[Figure content listings]
* * *

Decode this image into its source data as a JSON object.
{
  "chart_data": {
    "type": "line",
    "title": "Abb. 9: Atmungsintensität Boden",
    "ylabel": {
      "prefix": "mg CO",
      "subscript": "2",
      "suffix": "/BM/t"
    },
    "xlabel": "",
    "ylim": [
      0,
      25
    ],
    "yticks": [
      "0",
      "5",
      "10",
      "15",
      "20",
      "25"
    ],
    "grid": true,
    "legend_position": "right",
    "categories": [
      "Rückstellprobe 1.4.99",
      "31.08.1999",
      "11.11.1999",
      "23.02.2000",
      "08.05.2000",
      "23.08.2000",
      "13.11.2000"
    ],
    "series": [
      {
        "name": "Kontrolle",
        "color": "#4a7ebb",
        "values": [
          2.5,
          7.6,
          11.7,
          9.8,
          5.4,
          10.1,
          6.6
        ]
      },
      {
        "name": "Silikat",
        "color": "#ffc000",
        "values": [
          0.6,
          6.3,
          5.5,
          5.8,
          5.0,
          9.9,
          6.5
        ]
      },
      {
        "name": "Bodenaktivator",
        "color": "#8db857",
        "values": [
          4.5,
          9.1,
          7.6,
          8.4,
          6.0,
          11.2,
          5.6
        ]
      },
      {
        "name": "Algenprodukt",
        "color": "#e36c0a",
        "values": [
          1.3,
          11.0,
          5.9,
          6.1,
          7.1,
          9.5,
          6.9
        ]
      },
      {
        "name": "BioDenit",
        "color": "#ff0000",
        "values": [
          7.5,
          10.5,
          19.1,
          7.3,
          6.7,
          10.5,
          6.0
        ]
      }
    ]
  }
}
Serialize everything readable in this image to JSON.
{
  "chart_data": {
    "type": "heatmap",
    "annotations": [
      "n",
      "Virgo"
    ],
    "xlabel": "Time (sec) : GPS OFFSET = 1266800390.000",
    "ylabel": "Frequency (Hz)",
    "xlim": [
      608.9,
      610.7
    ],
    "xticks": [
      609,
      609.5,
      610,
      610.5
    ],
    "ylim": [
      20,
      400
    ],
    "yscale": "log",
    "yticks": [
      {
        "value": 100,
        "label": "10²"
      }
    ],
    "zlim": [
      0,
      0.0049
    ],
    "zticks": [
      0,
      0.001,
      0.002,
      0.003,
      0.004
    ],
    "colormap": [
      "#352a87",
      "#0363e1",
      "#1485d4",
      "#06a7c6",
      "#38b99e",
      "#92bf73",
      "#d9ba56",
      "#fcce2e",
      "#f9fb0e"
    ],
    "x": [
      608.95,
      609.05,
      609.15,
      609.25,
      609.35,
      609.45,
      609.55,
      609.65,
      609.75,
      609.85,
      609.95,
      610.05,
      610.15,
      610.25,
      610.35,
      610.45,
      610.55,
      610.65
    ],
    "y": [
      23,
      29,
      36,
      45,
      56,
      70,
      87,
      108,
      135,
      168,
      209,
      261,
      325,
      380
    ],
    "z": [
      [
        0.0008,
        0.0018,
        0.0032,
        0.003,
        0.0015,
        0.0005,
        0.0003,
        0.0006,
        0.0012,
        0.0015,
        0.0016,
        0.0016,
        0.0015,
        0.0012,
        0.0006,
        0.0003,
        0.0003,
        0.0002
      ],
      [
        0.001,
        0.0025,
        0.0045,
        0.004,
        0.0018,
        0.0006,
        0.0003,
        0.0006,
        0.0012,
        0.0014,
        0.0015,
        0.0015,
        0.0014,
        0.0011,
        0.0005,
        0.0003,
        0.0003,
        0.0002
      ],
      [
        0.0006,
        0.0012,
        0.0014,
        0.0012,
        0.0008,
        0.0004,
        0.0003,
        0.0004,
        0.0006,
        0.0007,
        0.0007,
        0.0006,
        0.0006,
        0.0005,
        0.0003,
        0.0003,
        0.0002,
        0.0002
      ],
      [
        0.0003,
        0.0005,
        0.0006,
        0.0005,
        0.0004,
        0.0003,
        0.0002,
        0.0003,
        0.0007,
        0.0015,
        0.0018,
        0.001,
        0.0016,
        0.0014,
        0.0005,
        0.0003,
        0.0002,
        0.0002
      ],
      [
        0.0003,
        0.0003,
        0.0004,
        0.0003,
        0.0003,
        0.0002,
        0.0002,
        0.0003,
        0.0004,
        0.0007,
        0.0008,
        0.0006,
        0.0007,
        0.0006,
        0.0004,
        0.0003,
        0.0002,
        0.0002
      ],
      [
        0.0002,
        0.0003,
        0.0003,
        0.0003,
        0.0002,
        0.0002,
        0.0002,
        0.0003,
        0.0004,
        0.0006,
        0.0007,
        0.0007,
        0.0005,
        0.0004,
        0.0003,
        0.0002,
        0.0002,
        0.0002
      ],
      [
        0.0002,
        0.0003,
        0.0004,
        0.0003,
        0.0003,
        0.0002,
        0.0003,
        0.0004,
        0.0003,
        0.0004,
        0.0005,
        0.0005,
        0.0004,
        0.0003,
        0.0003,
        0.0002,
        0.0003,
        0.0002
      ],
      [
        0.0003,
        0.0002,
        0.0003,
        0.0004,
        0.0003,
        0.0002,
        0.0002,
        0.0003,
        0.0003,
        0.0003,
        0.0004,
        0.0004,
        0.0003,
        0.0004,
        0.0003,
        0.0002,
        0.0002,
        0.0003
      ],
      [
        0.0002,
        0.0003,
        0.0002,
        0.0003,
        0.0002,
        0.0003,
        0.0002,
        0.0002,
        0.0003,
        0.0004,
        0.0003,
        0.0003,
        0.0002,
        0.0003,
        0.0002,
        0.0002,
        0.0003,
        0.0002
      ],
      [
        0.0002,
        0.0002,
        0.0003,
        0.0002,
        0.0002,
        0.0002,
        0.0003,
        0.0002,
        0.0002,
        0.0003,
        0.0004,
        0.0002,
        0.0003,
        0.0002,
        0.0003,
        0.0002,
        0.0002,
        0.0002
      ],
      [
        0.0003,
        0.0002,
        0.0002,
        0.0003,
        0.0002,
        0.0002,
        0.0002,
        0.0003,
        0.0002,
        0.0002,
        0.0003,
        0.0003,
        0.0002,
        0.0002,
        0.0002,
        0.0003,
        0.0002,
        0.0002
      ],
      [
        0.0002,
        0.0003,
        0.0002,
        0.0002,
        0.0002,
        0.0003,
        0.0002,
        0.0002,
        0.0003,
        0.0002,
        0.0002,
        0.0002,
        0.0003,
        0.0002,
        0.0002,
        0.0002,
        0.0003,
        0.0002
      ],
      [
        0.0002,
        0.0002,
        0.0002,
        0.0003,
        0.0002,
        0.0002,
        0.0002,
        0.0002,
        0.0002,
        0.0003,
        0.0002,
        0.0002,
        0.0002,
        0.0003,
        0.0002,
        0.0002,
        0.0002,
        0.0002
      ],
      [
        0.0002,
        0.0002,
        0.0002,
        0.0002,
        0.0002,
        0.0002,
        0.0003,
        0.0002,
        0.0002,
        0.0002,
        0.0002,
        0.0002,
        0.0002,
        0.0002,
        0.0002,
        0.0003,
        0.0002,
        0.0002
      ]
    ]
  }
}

* * *

Problem description = Copy out each record from above, exactly.

Solution =
Decode this image into its source data as a JSON object.
{
  "chart_data": {
    "type": "line",
    "title": "Abb. 9: Atmungsintensität Boden",
    "ylabel": {
      "prefix": "mg CO",
      "subscript": "2",
      "suffix": "/BM/t"
    },
    "xlabel": "",
    "ylim": [
      0,
      25
    ],
    "yticks": [
      "0",
      "5",
      "10",
      "15",
      "20",
      "25"
    ],
    "grid": true,
    "legend_position": "right",
    "categories": [
      "Rückstellprobe 1.4.99",
      "31.08.1999",
      "11.11.1999",
      "23.02.2000",
      "08.05.2000",
      "23.08.2000",
      "13.11.2000"
    ],
    "series": [
      {
        "name": "Kontrolle",
        "color": "#4a7ebb",
        "values": [
          2.5,
          7.6,
          11.7,
          9.8,
          5.4,
          10.1,
          6.6
        ]
      },
      {
        "name": "Silikat",
        "color": "#ffc000",
        "values": [
          0.6,
          6.3,
          5.5,
          5.8,
          5.0,
          9.9,
          6.5
        ]
      },
      {
        "name": "Bodenaktivator",
        "color": "#8db857",
        "values": [
          4.5,
          9.1,
          7.6,
          8.4,
          6.0,
          11.2,
          5.6
        ]
      },
      {
        "name": "Algenprodukt",
        "color": "#e36c0a",
        "values": [
          1.3,
          11.0,
          5.9,
          6.1,
          7.1,
          9.5,
          6.9
        ]
      },
      {
        "name": "BioDenit",
        "color": "#ff0000",
        "values": [
          7.5,
          10.5,
          19.1,
          7.3,
          6.7,
          10.5,
          6.0
        ]
      }
    ]
  }
}
Serialize everything readable in this image to JSON.
{
  "chart_data": {
    "type": "heatmap",
    "annotations": [
      "n",
      "Virgo"
    ],
    "xlabel": "Time (sec) : GPS OFFSET = 1266800390.000",
    "ylabel": "Frequency (Hz)",
    "xlim": [
      608.9,
      610.7
    ],
    "xticks": [
      609,
      609.5,
      610,
      610.5
    ],
    "ylim": [
      20,
      400
    ],
    "yscale": "log",
    "yticks": [
      {
        "value": 100,
        "label": "10²"
      }
    ],
    "zlim": [
      0,
      0.0049
    ],
    "zticks": [
      0,
      0.001,
      0.002,
      0.003,
      0.004
    ],
    "colormap": [
      "#352a87",
      "#0363e1",
      "#1485d4",
      "#06a7c6",
      "#38b99e",
      "#92bf73",
      "#d9ba56",
      "#fcce2e",
      "#f9fb0e"
    ],
    "x": [
      608.95,
      609.05,
      609.15,
      609.25,
      609.35,
      609.45,
      609.55,
      609.65,
      609.75,
      609.85,
      609.95,
      610.05,
      610.15,
      610.25,
      610.35,
      610.45,
      610.55,
      610.65
    ],
    "y": [
      23,
      29,
      36,
      45,
      56,
      70,
      87,
      108,
      135,
      168,
      209,
      261,
      325,
      380
    ],
    "z": [
      [
        0.0008,
        0.0018,
        0.0032,
        0.003,
        0.0015,
        0.0005,
        0.0003,
        0.0006,
        0.0012,
        0.0015,
        0.0016,
        0.0016,
        0.0015,
        0.0012,
        0.0006,
        0.0003,
        0.0003,
        0.0002
      ],
      [
        0.001,
        0.0025,
        0.0045,
        0.004,
        0.0018,
        0.0006,
        0.0003,
        0.0006,
        0.0012,
        0.0014,
        0.0015,
        0.0015,
        0.0014,
        0.0011,
        0.0005,
        0.0003,
        0.0003,
        0.0002
      ],
      [
        0.0006,
        0.0012,
        0.0014,
        0.0012,
        0.0008,
        0.0004,
        0.0003,
        0.0004,
        0.0006,
        0.0007,
        0.0007,
        0.0006,
        0.0006,
        0.0005,
        0.0003,
        0.0003,
        0.0002,
        0.0002
      ],
      [
        0.0003,
        0.0005,
        0.0006,
        0.0005,
        0.0004,
        0.0003,
        0.0002,
        0.0003,
        0.0007,
        0.0015,
        0.0018,
        0.001,
        0.0016,
        0.0014,
        0.0005,
        0.0003,
        0.0002,
        0.0002
      ],
      [
        0.0003,
        0.0003,
        0.0004,
        0.0003,
        0.0003,
        0.0002,
        0.0002,
        0.0003,
        0.0004,
        0.0007,
        0.0008,
        0.0006,
        0.0007,
        0.0006,
        0.0004,
        0.0003,
        0.0002,
        0.0002
      ],
      [
        0.0002,
        0.0003,
        0.0003,
        0.0003,
        0.0002,
        0.0002,
        0.0002,
        0.0003,
        0.0004,
        0.0006,
        0.0007,
        0.0007,
        0.0005,
        0.0004,
        0.0003,
        0.0002,
        0.0002,
        0.0002
      ],
      [
        0.0002,
        0.0003,
        0.0004,
        0.0003,
        0.0003,
        0.0002,
        0.0003,
        0.0004,
        0.0003,
        0.0004,
        0.0005,
        0.0005,
        0.0004,
        0.0003,
        0.0003,
        0.0002,
        0.0003,
        0.0002
      ],
      [
        0.0003,
        0.0002,
        0.0003,
        0.0004,
        0.0003,
        0.0002,
        0.0002,
        0.0003,
        0.0003,
        0.0003,
        0.0004,
        0.0004,
        0.0003,
        0.0004,
        0.0003,
        0.0002,
        0.0002,
        0.0003
      ],
      [
        0.0002,
        0.0003,
        0.0002,
        0.0003,
        0.0002,
        0.0003,
        0.0002,
        0.0002,
        0.0003,
        0.0004,
        0.0003,
        0.0003,
        0.0002,
        0.0003,
        0.0002,
        0.0002,
        0.0003,
        0.0002
      ],
      [
        0.0002,
        0.0002,
        0.0003,
        0.0002,
        0.0002,
        0.0002,
        0.0003,
        0.0002,
        0.0002,
        0.0003,
        0.0004,
        0.0002,
        0.0003,
        0.0002,
        0.0003,
        0.0002,
        0.0002,
        0.0002
      ],
      [
        0.0003,
        0.0002,
        0.0002,
        0.0003,
        0.0002,
        0.0002,
        0.0002,
        0.0003,
        0.0002,
        0.0002,
        0.0003,
        0.0003,
        0.0002,
        0.0002,
        0.0002,
        0.0003,
        0.0002,
        0.0002
      ],
      [
        0.0002,
        0.0003,
        0.0002,
        0.0002,
        0.0002,
        0.0003,
        0.0002,
        0.0002,
        0.0003,
        0.0002,
        0.0002,
        0.0002,
        0.0003,
        0.0002,
        0.0002,
        0.0002,
        0.0003,
        0.0002
      ],
      [
        0.0002,
        0.0002,
        0.0002,
        0.0003,
        0.0002,
        0.0002,
        0.0002,
        0.0002,
        0.0002,
        0.0003,
        0.0002,
        0.0002,
        0.0002,
        0.0003,
        0.0002,
        0.0002,
        0.0002,
        0.0002
      ],
      [
        0.0002,
        0.0002,
        0.0002,
        0.0002,
        0.0002,
        0.0002,
        0.0003,
        0.0002,
        0.0002,
        0.0002,
        0.0002,
        0.0002,
        0.0002,
        0.0002,
        0.0002,
        0.0003,
        0.0002,
        0.0002
      ]
    ]
  }
}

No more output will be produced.